→ **Records about charts and figures**:

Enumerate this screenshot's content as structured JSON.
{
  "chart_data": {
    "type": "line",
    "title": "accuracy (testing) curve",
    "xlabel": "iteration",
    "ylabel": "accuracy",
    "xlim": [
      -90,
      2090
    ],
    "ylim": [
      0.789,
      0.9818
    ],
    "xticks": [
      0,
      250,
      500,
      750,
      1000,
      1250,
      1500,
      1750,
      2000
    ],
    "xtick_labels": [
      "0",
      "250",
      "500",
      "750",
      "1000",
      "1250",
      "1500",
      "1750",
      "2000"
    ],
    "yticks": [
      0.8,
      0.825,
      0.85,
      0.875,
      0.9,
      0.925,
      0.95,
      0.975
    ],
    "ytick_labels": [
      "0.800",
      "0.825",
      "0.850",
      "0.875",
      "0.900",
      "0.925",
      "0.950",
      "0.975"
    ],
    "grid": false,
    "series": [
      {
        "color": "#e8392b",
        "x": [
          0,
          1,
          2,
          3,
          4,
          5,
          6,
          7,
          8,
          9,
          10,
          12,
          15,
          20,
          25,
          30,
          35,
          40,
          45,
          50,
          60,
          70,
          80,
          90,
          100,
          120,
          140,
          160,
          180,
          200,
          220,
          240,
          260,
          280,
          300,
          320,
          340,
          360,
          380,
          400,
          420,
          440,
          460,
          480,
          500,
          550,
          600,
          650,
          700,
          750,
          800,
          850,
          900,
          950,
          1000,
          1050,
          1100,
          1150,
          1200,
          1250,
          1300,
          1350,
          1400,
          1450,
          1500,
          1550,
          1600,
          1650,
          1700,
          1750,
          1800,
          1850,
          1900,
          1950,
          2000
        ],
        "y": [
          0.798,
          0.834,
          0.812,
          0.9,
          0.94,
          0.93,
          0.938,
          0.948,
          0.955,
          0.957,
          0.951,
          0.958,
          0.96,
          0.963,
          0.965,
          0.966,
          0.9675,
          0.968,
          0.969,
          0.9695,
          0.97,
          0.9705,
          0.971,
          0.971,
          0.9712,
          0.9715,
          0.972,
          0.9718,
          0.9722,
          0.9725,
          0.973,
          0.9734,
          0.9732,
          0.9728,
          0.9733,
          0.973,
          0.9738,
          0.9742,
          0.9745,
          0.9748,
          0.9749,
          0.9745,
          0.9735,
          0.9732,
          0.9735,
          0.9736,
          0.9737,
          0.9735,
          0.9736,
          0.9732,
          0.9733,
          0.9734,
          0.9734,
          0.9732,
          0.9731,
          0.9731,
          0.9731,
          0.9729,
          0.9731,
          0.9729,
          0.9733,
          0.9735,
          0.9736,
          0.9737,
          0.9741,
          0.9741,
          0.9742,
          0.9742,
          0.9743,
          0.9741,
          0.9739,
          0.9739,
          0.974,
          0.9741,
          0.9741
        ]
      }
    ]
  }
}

→ **Aim**: Copy each record from above without leaving any out.

→ **Result of this task**:
Enumerate this screenshot's content as structured JSON.
{
  "chart_data": {
    "type": "line",
    "title": "accuracy (testing) curve",
    "xlabel": "iteration",
    "ylabel": "accuracy",
    "xlim": [
      -90,
      2090
    ],
    "ylim": [
      0.789,
      0.9818
    ],
    "xticks": [
      0,
      250,
      500,
      750,
      1000,
      1250,
      1500,
      1750,
      2000
    ],
    "xtick_labels": [
      "0",
      "250",
      "500",
      "750",
      "1000",
      "1250",
      "1500",
      "1750",
      "2000"
    ],
    "yticks": [
      0.8,
      0.825,
      0.85,
      0.875,
      0.9,
      0.925,
      0.95,
      0.975
    ],
    "ytick_labels": [
      "0.800",
      "0.825",
      "0.850",
      "0.875",
      "0.900",
      "0.925",
      "0.950",
      "0.975"
    ],
    "grid": false,
    "series": [
      {
        "color": "#e8392b",
        "x": [
          0,
          1,
          2,
          3,
          4,
          5,
          6,
          7,
          8,
          9,
          10,
          12,
          15,
          20,
          25,
          30,
          35,
          40,
          45,
          50,
          60,
          70,
          80,
          90,
          100,
          120,
          140,
          160,
          180,
          200,
          220,
          240,
          260,
          280,
          300,
          320,
          340,
          360,
          380,
          400,
          420,
          440,
          460,
          480,
          500,
          550,
          600,
          650,
          700,
          750,
          800,
          850,
          900,
          950,
          1000,
          1050,
          1100,
          1150,
          1200,
          1250,
          1300,
          1350,
          1400,
          1450,
          1500,
          1550,
          1600,
          1650,
          1700,
          1750,
          1800,
          1850,
          1900,
          1950,
          2000
        ],
        "y": [
          0.798,
          0.834,
          0.812,
          0.9,
          0.94,
          0.93,
          0.938,
          0.948,
          0.955,
          0.957,
          0.951,
          0.958,
          0.96,
          0.963,
          0.965,
          0.966,
          0.9675,
          0.968,
          0.969,
          0.9695,
          0.97,
          0.9705,
          0.971,
          0.971,
          0.9712,
          0.9715,
          0.972,
          0.9718,
          0.9722,
          0.9725,
          0.973,
          0.9734,
          0.9732,
          0.9728,
          0.9733,
          0.973,
          0.9738,
          0.9742,
          0.9745,
          0.9748,
          0.9749,
          0.9745,
          0.9735,
          0.9732,
          0.9735,
          0.9736,
          0.9737,
          0.9735,
          0.9736,
          0.9732,
          0.9733,
          0.9734,
          0.9734,
          0.9732,
          0.9731,
          0.9731,
          0.9731,
          0.9729,
          0.9731,
          0.9729,
          0.9733,
          0.9735,
          0.9736,
          0.9737,
          0.9741,
          0.9741,
          0.9742,
          0.9742,
          0.9743,
          0.9741,
          0.9739,
          0.9739,
          0.974,
          0.9741,
          0.9741
        ]
      }
    ]
  }
}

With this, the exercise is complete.